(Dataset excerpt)
>> BEGIN

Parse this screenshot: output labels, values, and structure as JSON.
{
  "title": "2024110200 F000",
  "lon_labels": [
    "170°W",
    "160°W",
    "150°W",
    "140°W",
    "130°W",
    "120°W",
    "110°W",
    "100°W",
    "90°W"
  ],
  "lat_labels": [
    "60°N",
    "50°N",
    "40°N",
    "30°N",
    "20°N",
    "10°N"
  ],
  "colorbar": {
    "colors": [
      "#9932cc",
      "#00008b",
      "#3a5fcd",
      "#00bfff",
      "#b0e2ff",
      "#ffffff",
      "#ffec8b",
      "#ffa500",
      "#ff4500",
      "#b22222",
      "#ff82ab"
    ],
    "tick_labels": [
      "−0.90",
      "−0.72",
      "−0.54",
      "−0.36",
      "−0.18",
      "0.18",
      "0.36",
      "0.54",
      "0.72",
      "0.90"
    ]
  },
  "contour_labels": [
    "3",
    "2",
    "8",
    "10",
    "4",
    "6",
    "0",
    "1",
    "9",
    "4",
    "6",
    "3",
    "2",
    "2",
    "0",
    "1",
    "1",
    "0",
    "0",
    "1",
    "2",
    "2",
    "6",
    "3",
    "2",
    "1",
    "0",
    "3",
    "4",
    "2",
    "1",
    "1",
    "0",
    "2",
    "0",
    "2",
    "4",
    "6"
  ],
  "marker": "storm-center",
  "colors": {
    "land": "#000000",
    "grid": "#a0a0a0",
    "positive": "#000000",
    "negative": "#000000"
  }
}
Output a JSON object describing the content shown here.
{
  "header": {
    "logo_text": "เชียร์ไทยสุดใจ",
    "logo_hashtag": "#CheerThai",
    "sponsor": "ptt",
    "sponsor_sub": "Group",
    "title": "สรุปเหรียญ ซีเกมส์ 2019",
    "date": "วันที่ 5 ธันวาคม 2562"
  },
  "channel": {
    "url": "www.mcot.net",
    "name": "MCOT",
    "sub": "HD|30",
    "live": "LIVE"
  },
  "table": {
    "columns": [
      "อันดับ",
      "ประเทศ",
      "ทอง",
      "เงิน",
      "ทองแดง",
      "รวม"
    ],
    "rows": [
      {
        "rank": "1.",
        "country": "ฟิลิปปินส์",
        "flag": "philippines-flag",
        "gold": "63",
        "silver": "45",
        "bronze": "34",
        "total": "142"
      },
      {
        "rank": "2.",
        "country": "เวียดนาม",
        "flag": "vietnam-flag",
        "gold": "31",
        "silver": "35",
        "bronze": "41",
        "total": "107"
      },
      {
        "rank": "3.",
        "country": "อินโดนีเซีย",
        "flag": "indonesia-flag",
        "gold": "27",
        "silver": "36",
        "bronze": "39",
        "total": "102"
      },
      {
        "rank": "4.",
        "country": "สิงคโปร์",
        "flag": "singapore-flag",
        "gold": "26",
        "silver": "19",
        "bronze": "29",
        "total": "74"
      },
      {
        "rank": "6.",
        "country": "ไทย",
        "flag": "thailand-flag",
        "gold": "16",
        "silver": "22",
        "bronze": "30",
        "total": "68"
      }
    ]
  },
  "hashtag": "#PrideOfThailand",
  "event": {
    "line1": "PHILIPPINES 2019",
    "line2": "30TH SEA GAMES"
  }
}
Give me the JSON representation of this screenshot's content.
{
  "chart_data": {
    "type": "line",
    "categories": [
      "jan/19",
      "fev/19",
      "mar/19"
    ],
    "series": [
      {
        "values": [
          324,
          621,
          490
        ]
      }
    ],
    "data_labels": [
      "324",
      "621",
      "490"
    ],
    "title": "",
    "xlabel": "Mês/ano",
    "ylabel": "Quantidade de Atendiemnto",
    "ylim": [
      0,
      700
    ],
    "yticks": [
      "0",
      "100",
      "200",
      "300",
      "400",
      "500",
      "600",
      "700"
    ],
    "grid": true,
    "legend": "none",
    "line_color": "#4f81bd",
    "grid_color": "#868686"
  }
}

>> END

REQUIREMENTS:
Make an exact copy of every entry.

COMPLETE OUTPUT:
Parse this screenshot: output labels, values, and structure as JSON.
{
  "title": "2024110200 F000",
  "lon_labels": [
    "170°W",
    "160°W",
    "150°W",
    "140°W",
    "130°W",
    "120°W",
    "110°W",
    "100°W",
    "90°W"
  ],
  "lat_labels": [
    "60°N",
    "50°N",
    "40°N",
    "30°N",
    "20°N",
    "10°N"
  ],
  "colorbar": {
    "colors": [
      "#9932cc",
      "#00008b",
      "#3a5fcd",
      "#00bfff",
      "#b0e2ff",
      "#ffffff",
      "#ffec8b",
      "#ffa500",
      "#ff4500",
      "#b22222",
      "#ff82ab"
    ],
    "tick_labels": [
      "−0.90",
      "−0.72",
      "−0.54",
      "−0.36",
      "−0.18",
      "0.18",
      "0.36",
      "0.54",
      "0.72",
      "0.90"
    ]
  },
  "contour_labels": [
    "3",
    "2",
    "8",
    "10",
    "4",
    "6",
    "0",
    "1",
    "9",
    "4",
    "6",
    "3",
    "2",
    "2",
    "0",
    "1",
    "1",
    "0",
    "0",
    "1",
    "2",
    "2",
    "6",
    "3",
    "2",
    "1",
    "0",
    "3",
    "4",
    "2",
    "1",
    "1",
    "0",
    "2",
    "0",
    "2",
    "4",
    "6"
  ],
  "marker": "storm-center",
  "colors": {
    "land": "#000000",
    "grid": "#a0a0a0",
    "positive": "#000000",
    "negative": "#000000"
  }
}
Output a JSON object describing the content shown here.
{
  "header": {
    "logo_text": "เชียร์ไทยสุดใจ",
    "logo_hashtag": "#CheerThai",
    "sponsor": "ptt",
    "sponsor_sub": "Group",
    "title": "สรุปเหรียญ ซีเกมส์ 2019",
    "date": "วันที่ 5 ธันวาคม 2562"
  },
  "channel": {
    "url": "www.mcot.net",
    "name": "MCOT",
    "sub": "HD|30",
    "live": "LIVE"
  },
  "table": {
    "columns": [
      "อันดับ",
      "ประเทศ",
      "ทอง",
      "เงิน",
      "ทองแดง",
      "รวม"
    ],
    "rows": [
      {
        "rank": "1.",
        "country": "ฟิลิปปินส์",
        "flag": "philippines-flag",
        "gold": "63",
        "silver": "45",
        "bronze": "34",
        "total": "142"
      },
      {
        "rank": "2.",
        "country": "เวียดนาม",
        "flag": "vietnam-flag",
        "gold": "31",
        "silver": "35",
        "bronze": "41",
        "total": "107"
      },
      {
        "rank": "3.",
        "country": "อินโดนีเซีย",
        "flag": "indonesia-flag",
        "gold": "27",
        "silver": "36",
        "bronze": "39",
        "total": "102"
      },
      {
        "rank": "4.",
        "country": "สิงคโปร์",
        "flag": "singapore-flag",
        "gold": "26",
        "silver": "19",
        "bronze": "29",
        "total": "74"
      },
      {
        "rank": "6.",
        "country": "ไทย",
        "flag": "thailand-flag",
        "gold": "16",
        "silver": "22",
        "bronze": "30",
        "total": "68"
      }
    ]
  },
  "hashtag": "#PrideOfThailand",
  "event": {
    "line1": "PHILIPPINES 2019",
    "line2": "30TH SEA GAMES"
  }
}
Give me the JSON representation of this screenshot's content.
{
  "chart_data": {
    "type": "line",
    "categories": [
      "jan/19",
      "fev/19",
      "mar/19"
    ],
    "series": [
      {
        "values": [
          324,
          621,
          490
        ]
      }
    ],
    "data_labels": [
      "324",
      "621",
      "490"
    ],
    "title": "",
    "xlabel": "Mês/ano",
    "ylabel": "Quantidade de Atendiemnto",
    "ylim": [
      0,
      700
    ],
    "yticks": [
      "0",
      "100",
      "200",
      "300",
      "400",
      "500",
      "600",
      "700"
    ],
    "grid": true,
    "legend": "none",
    "line_color": "#4f81bd",
    "grid_color": "#868686"
  }
}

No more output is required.